(Stored data entries)
——————————

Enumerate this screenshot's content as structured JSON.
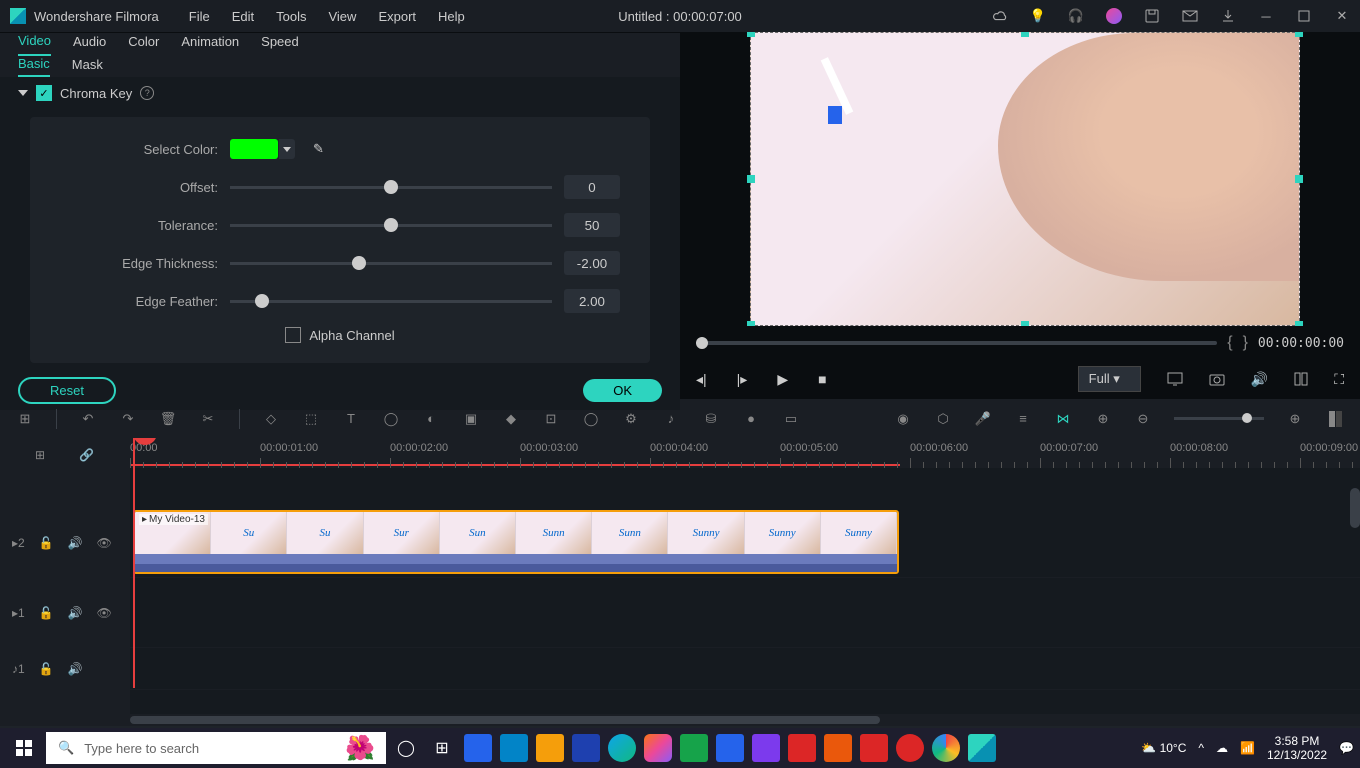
{
  "app": {
    "name": "Wondershare Filmora",
    "title": "Untitled : 00:00:07:00"
  },
  "menu": [
    "File",
    "Edit",
    "Tools",
    "View",
    "Export",
    "Help"
  ],
  "prop_tabs": [
    "Video",
    "Audio",
    "Color",
    "Animation",
    "Speed"
  ],
  "sub_tabs": [
    "Basic",
    "Mask"
  ],
  "chroma": {
    "title": "Chroma Key",
    "select_color_label": "Select Color:",
    "color": "#00ff00",
    "offset": {
      "label": "Offset:",
      "value": "0",
      "pos": 50
    },
    "tolerance": {
      "label": "Tolerance:",
      "value": "50",
      "pos": 50
    },
    "edge_thickness": {
      "label": "Edge Thickness:",
      "value": "-2.00",
      "pos": 40
    },
    "edge_feather": {
      "label": "Edge Feather:",
      "value": "2.00",
      "pos": 10
    },
    "alpha_label": "Alpha Channel"
  },
  "actions": {
    "reset": "Reset",
    "ok": "OK"
  },
  "preview": {
    "timecode": "00:00:00:00",
    "quality": "Full"
  },
  "timeline": {
    "marks": [
      "00:00",
      "00:00:01:00",
      "00:00:02:00",
      "00:00:03:00",
      "00:00:04:00",
      "00:00:05:00",
      "00:00:06:00",
      "00:00:07:00",
      "00:00:08:00",
      "00:00:09:00"
    ],
    "clip_name": "My Video-13",
    "clip_words": [
      "",
      "Su",
      "Su",
      "Sur",
      "Sun",
      "Sunn",
      "Sunn",
      "Sunny",
      "Sunny",
      "Sunny"
    ]
  },
  "taskbar": {
    "search_placeholder": "Type here to search",
    "temp": "10°C",
    "time": "3:58 PM",
    "date": "12/13/2022"
  }
}
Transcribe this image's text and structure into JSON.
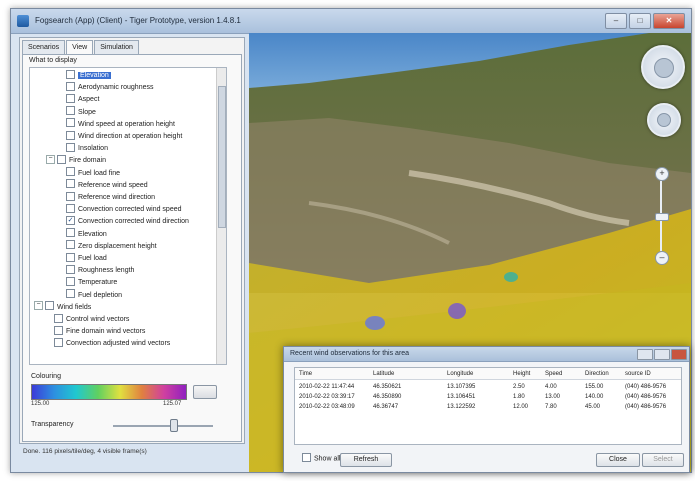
{
  "window": {
    "title": "Fogsearch (App) (Client) - Tiger Prototype, version 1.4.8.1",
    "controls": {
      "minimize": "–",
      "maximize": "□",
      "close": "✕"
    }
  },
  "tabs": [
    {
      "label": "Scenarios"
    },
    {
      "label": "View"
    },
    {
      "label": "Simulation"
    }
  ],
  "panel": {
    "what_to_display": "What to display",
    "tree": [
      {
        "label": "Elevation",
        "type": "item",
        "checked": false,
        "selected": true,
        "indent": 2
      },
      {
        "label": "Aerodynamic roughness",
        "type": "item",
        "checked": false,
        "indent": 2
      },
      {
        "label": "Aspect",
        "type": "item",
        "checked": false,
        "indent": 2
      },
      {
        "label": "Slope",
        "type": "item",
        "checked": false,
        "indent": 2
      },
      {
        "label": "Wind speed at operation height",
        "type": "item",
        "checked": false,
        "indent": 2
      },
      {
        "label": "Wind direction at operation height",
        "type": "item",
        "checked": false,
        "indent": 2
      },
      {
        "label": "Insolation",
        "type": "item",
        "checked": false,
        "indent": 2
      },
      {
        "label": "Fire domain",
        "type": "group",
        "checked": false,
        "indent": 1
      },
      {
        "label": "Fuel load fine",
        "type": "item",
        "checked": false,
        "indent": 2
      },
      {
        "label": "Reference wind speed",
        "type": "item",
        "checked": false,
        "indent": 2
      },
      {
        "label": "Reference wind direction",
        "type": "item",
        "checked": false,
        "indent": 2
      },
      {
        "label": "Convection corrected wind speed",
        "type": "item",
        "checked": false,
        "indent": 2
      },
      {
        "label": "Convection corrected wind direction",
        "type": "item",
        "checked": true,
        "indent": 2
      },
      {
        "label": "Elevation",
        "type": "item",
        "checked": false,
        "indent": 2
      },
      {
        "label": "Zero displacement height",
        "type": "item",
        "checked": false,
        "indent": 2
      },
      {
        "label": "Fuel load",
        "type": "item",
        "checked": false,
        "indent": 2
      },
      {
        "label": "Roughness length",
        "type": "item",
        "checked": false,
        "indent": 2
      },
      {
        "label": "Temperature",
        "type": "item",
        "checked": false,
        "indent": 2
      },
      {
        "label": "Fuel depletion",
        "type": "item",
        "checked": false,
        "indent": 2
      },
      {
        "label": "Wind fields",
        "type": "group",
        "checked": false,
        "indent": 0
      },
      {
        "label": "Control wind vectors",
        "type": "item",
        "checked": false,
        "indent": 1
      },
      {
        "label": "Fine domain wind vectors",
        "type": "item",
        "checked": false,
        "indent": 1
      },
      {
        "label": "Convection adjusted wind vectors",
        "type": "item",
        "checked": false,
        "indent": 1
      }
    ],
    "colouring_label": "Colouring",
    "colour_min": "125.00",
    "colour_max": "125.07",
    "transparency_label": "Transparency",
    "transparency_value": 0.6
  },
  "status": "Done. 116 pixels/tile/deg, 4 visible frame(s)",
  "dialog": {
    "title": "Recent wind observations for this area",
    "columns": [
      "Time",
      "Latitude",
      "Longitude",
      "Height",
      "Speed",
      "Direction",
      "source ID"
    ],
    "rows": [
      [
        "2010-02-22 11:47:44",
        "46.350621",
        "13.107395",
        "2.50",
        "4.00",
        "155.00",
        "(040) 486-9576"
      ],
      [
        "2010-02-22 03:39:17",
        "46.350890",
        "13.106451",
        "1.80",
        "13.00",
        "140.00",
        "(040) 486-9576"
      ],
      [
        "2010-02-22 03:48:09",
        "46.36747",
        "13.122592",
        "12.00",
        "7.80",
        "45.00",
        "(040) 486-9576"
      ]
    ],
    "show_all_label": "Show all",
    "refresh_label": "Refresh",
    "close_label": "Close",
    "select_label": "Select"
  },
  "colors": {
    "accent": "#3a6fd0",
    "terrain_overlay": "#d4b81a"
  },
  "icons": [
    "app-icon",
    "compass-icon",
    "look-icon",
    "zoom-in-icon",
    "zoom-out-icon"
  ]
}
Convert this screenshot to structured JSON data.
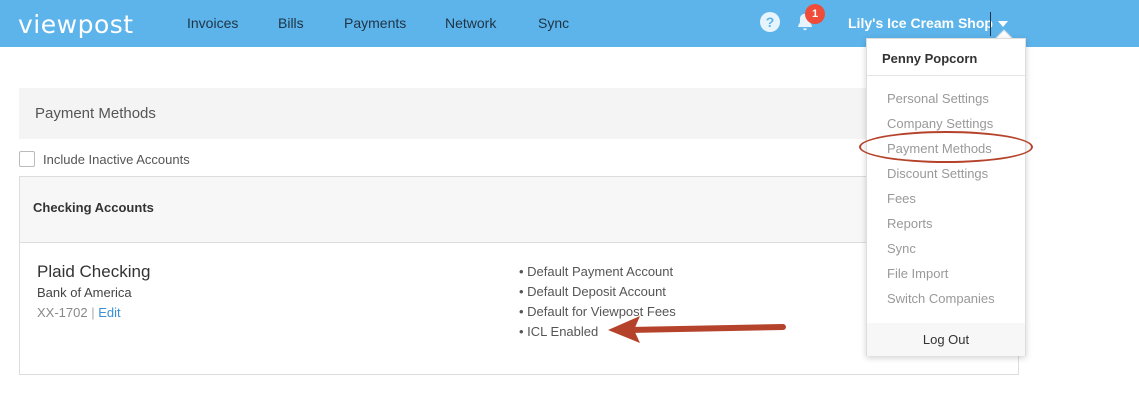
{
  "brand": {
    "logo": "viewpost",
    "logo_mark": "."
  },
  "nav": {
    "items": [
      "Invoices",
      "Bills",
      "Payments",
      "Network",
      "Sync"
    ]
  },
  "header": {
    "help": "?",
    "notifications_count": "1",
    "company": "Lily's Ice Cream Shop"
  },
  "page": {
    "title": "Payment Methods",
    "include_inactive_label": "Include Inactive Accounts",
    "include_inactive_checked": false
  },
  "accounts_section": {
    "title": "Checking Accounts",
    "account": {
      "name": "Plaid Checking",
      "bank": "Bank of America",
      "number": "XX-1702",
      "edit_label": "Edit",
      "features": [
        "• Default Payment Account",
        "• Default Deposit Account",
        "• Default for Viewpost Fees",
        "• ICL Enabled"
      ]
    }
  },
  "dropdown": {
    "user": "Penny Popcorn",
    "items": [
      "Personal Settings",
      "Company Settings",
      "Payment Methods",
      "Discount Settings",
      "Fees",
      "Reports",
      "Sync",
      "File Import",
      "Switch Companies"
    ],
    "logout": "Log Out"
  },
  "colors": {
    "nav_bg": "#5db4ea",
    "annotation": "#b5432b",
    "link": "#3a8fd6",
    "badge": "#f04c3a"
  }
}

——————————

» Aim of the task:
Return every line from the records above that holds the word "Default".

» Answer:
        "• Default Payment Account",
        "• Default Deposit Account",
        "• Default for Viewpost Fees",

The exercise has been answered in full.